Output a single figure: the number of lines in which the word "Ledger" appears.
-----
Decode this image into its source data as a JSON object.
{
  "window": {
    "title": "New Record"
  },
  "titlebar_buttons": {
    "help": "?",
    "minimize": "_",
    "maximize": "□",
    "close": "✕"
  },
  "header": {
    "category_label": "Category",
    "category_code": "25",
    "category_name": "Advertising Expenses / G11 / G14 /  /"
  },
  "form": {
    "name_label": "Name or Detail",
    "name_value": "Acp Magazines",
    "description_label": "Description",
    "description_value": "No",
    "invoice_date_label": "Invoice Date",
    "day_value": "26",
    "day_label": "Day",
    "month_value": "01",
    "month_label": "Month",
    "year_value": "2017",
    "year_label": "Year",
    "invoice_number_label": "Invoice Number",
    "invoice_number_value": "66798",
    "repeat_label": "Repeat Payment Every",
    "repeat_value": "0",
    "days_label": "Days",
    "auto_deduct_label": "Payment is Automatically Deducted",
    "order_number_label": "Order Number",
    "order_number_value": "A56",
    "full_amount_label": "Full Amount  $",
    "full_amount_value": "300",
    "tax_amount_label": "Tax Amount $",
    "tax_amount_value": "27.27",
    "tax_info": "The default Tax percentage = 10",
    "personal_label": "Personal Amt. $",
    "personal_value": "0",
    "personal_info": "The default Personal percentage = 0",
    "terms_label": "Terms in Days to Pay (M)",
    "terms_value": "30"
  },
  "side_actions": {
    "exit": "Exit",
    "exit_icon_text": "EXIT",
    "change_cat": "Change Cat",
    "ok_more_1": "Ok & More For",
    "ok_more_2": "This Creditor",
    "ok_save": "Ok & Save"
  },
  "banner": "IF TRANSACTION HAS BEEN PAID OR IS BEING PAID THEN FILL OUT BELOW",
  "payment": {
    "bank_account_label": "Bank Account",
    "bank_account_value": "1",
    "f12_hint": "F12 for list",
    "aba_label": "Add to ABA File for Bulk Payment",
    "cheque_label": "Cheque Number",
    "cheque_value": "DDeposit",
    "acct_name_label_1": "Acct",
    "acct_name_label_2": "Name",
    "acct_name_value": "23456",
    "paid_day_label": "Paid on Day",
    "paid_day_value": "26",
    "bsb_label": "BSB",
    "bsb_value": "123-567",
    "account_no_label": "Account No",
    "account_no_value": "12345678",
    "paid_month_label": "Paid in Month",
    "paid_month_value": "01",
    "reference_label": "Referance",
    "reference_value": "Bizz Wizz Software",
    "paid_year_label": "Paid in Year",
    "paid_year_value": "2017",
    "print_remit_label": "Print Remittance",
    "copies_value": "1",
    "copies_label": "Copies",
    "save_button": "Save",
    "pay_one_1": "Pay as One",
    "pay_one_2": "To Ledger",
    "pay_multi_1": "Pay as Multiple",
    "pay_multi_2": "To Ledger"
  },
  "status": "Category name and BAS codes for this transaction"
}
-----
Solution to this problem: 2